Reproduce, word for word, the stretch of records from the start through the line containing "leaning-above-label: Leaning Above: [574, 444, 614, 466]". Give nothing beyond that stretch.

■ ■ ■

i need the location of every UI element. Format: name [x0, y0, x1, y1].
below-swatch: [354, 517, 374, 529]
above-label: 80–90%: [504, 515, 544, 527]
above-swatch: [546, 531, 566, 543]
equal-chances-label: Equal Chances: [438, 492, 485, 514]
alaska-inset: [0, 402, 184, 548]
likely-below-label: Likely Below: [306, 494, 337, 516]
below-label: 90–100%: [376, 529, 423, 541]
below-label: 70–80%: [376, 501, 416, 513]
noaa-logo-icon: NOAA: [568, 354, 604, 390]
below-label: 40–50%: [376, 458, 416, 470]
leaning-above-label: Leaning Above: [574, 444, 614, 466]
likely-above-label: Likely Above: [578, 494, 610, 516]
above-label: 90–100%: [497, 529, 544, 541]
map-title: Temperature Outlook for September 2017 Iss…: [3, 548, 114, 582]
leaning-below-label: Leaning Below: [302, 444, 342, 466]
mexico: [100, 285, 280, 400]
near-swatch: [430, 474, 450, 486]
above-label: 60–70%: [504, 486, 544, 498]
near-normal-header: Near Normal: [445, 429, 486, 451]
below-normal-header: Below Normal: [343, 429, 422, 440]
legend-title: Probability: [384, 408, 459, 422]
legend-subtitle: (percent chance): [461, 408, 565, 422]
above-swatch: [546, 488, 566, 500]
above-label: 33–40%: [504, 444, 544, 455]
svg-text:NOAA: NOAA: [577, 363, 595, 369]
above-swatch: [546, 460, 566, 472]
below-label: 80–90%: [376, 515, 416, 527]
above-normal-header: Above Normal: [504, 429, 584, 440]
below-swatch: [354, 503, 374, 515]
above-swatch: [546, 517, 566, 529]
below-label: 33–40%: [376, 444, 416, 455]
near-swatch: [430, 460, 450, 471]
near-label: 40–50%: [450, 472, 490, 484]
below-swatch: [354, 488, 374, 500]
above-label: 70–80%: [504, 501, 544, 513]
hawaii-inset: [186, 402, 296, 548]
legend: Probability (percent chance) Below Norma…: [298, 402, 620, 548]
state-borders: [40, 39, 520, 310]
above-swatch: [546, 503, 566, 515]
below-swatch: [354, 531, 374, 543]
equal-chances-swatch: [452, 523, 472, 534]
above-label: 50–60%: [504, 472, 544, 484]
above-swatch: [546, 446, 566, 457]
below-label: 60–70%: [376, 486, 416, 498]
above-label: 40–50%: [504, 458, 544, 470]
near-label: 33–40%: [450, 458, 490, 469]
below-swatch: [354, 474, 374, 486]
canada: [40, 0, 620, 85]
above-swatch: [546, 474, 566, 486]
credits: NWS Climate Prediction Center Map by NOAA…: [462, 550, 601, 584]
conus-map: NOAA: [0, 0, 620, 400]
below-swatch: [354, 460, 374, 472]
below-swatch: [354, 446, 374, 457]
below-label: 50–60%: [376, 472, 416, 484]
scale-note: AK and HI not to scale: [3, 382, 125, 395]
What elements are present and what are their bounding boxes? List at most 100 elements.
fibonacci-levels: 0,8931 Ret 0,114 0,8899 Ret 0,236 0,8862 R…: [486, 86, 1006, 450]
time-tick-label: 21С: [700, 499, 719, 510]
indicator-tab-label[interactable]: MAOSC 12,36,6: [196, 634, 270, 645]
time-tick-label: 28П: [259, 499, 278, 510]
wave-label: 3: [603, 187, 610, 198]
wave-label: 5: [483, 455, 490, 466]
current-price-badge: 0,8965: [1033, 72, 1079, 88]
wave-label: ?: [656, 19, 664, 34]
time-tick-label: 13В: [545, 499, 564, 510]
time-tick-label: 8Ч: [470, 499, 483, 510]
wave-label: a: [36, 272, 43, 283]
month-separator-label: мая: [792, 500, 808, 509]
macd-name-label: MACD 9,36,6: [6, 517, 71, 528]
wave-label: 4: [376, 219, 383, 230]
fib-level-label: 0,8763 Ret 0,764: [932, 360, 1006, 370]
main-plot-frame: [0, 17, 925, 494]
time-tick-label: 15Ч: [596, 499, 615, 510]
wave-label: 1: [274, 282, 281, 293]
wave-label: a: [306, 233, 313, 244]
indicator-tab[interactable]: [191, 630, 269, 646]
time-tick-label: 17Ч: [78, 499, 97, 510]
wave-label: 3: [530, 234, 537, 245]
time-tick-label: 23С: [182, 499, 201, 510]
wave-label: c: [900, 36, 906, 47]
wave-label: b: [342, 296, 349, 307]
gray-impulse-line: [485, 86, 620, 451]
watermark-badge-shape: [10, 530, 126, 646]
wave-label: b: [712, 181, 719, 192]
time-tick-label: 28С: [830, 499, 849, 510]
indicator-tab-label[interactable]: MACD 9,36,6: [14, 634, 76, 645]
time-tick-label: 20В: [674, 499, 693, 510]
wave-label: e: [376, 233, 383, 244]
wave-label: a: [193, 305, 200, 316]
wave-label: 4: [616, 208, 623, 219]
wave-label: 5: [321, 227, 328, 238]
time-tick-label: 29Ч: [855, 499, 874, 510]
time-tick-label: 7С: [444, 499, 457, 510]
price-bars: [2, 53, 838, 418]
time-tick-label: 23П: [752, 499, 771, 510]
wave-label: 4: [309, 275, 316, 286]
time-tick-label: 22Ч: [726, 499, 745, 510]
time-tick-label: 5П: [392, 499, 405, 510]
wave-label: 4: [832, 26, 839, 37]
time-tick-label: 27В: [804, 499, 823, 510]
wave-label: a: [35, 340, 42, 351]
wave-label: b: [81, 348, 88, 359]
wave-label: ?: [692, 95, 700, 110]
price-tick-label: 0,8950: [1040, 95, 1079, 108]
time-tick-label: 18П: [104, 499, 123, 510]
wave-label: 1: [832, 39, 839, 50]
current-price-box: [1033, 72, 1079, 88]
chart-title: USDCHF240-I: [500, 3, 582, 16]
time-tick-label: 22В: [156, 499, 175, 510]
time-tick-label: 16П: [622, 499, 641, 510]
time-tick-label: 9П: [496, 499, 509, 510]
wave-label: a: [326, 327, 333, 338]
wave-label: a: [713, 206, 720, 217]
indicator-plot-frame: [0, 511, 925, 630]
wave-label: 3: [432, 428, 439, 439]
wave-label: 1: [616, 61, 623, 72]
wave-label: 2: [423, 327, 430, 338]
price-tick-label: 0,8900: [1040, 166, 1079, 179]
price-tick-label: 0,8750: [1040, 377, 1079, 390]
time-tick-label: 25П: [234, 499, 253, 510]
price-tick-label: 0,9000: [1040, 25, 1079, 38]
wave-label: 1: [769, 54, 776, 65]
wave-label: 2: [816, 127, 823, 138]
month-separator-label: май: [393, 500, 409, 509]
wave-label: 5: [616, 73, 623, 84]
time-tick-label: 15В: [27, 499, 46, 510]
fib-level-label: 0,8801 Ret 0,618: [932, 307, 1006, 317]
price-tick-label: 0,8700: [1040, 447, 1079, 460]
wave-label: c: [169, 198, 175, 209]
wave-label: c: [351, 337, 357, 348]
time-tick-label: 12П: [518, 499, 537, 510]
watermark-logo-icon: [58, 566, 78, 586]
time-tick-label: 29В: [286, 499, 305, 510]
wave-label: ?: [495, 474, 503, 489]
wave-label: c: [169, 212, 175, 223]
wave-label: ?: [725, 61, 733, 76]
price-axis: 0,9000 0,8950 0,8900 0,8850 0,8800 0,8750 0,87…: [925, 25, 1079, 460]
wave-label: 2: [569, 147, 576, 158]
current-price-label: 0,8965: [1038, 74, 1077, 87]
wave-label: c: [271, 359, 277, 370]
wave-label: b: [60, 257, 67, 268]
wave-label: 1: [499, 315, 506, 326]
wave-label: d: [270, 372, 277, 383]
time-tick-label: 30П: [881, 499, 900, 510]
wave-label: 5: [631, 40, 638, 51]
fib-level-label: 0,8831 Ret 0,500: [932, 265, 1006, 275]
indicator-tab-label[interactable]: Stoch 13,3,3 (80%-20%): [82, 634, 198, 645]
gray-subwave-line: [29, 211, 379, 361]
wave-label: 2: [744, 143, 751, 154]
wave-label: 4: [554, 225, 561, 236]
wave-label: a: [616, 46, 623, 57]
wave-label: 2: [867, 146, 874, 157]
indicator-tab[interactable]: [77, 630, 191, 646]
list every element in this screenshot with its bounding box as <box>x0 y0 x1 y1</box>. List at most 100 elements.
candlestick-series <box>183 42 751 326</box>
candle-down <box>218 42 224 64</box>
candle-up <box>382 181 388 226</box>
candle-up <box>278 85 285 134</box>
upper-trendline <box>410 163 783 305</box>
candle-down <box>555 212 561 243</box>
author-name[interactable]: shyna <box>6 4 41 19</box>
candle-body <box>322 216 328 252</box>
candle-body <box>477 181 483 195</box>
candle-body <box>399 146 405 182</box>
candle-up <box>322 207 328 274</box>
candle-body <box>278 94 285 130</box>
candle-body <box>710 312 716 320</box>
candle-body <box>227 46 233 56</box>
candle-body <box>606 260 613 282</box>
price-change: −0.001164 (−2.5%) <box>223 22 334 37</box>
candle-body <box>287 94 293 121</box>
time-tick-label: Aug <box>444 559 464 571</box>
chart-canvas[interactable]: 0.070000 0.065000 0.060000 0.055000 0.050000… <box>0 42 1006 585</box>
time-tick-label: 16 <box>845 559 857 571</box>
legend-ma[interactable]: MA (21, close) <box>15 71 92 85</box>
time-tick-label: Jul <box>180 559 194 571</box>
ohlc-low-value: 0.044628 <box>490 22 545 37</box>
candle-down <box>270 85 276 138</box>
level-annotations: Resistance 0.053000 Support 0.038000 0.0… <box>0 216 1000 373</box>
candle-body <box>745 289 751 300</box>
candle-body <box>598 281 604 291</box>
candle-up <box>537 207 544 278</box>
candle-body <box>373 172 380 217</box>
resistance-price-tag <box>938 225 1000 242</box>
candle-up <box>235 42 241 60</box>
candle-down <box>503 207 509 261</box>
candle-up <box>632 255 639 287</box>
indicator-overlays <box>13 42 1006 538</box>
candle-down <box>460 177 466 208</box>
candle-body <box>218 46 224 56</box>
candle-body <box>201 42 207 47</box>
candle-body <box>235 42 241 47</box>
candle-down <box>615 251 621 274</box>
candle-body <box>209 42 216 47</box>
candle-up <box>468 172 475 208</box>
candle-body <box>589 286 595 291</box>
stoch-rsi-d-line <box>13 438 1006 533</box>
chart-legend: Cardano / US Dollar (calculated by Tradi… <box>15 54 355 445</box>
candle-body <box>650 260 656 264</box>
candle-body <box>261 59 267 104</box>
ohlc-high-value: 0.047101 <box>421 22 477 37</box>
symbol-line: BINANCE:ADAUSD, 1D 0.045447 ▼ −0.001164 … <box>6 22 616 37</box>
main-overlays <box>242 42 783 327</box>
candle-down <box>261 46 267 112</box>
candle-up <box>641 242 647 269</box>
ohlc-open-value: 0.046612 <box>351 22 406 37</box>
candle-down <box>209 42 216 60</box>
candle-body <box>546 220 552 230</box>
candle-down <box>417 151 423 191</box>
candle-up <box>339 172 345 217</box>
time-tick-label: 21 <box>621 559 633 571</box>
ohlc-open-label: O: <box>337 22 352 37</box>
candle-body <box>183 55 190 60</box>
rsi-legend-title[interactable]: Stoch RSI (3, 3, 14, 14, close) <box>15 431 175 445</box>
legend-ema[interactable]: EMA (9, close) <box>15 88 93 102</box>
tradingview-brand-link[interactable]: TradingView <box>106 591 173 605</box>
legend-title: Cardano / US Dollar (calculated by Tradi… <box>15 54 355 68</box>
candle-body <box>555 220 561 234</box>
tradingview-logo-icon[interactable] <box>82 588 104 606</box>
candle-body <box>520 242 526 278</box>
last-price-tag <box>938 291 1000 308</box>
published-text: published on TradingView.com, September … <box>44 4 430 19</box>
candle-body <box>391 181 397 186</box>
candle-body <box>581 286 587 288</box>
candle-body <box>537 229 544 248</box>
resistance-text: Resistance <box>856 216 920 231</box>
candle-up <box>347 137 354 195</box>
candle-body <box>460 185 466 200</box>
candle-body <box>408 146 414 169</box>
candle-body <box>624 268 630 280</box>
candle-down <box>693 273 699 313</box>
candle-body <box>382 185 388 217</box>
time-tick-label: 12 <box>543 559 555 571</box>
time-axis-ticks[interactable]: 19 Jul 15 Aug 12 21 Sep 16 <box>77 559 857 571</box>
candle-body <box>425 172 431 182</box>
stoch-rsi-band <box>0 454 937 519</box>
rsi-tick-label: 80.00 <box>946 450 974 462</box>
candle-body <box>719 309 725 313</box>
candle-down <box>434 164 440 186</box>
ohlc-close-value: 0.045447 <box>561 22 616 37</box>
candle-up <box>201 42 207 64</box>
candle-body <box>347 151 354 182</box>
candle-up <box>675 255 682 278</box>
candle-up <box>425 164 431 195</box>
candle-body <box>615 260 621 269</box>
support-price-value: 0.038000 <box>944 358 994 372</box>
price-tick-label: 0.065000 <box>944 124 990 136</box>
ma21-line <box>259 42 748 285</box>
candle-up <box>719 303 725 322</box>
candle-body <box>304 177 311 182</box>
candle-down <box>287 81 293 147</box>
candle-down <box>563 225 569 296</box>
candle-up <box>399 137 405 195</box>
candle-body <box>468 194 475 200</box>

■ ■ ■

- [Result of the task]:
i need the location of every UI element. Format: name [x0, y0, x1, y1].
below-swatch: [354, 517, 374, 529]
above-label: 80–90%: [504, 515, 544, 527]
above-swatch: [546, 531, 566, 543]
equal-chances-label: Equal Chances: [438, 492, 485, 514]
alaska-inset: [0, 402, 184, 548]
likely-below-label: Likely Below: [306, 494, 337, 516]
below-label: 90–100%: [376, 529, 423, 541]
below-label: 70–80%: [376, 501, 416, 513]
noaa-logo-icon: NOAA: [568, 354, 604, 390]
below-label: 40–50%: [376, 458, 416, 470]
leaning-above-label: Leaning Above: [574, 444, 614, 466]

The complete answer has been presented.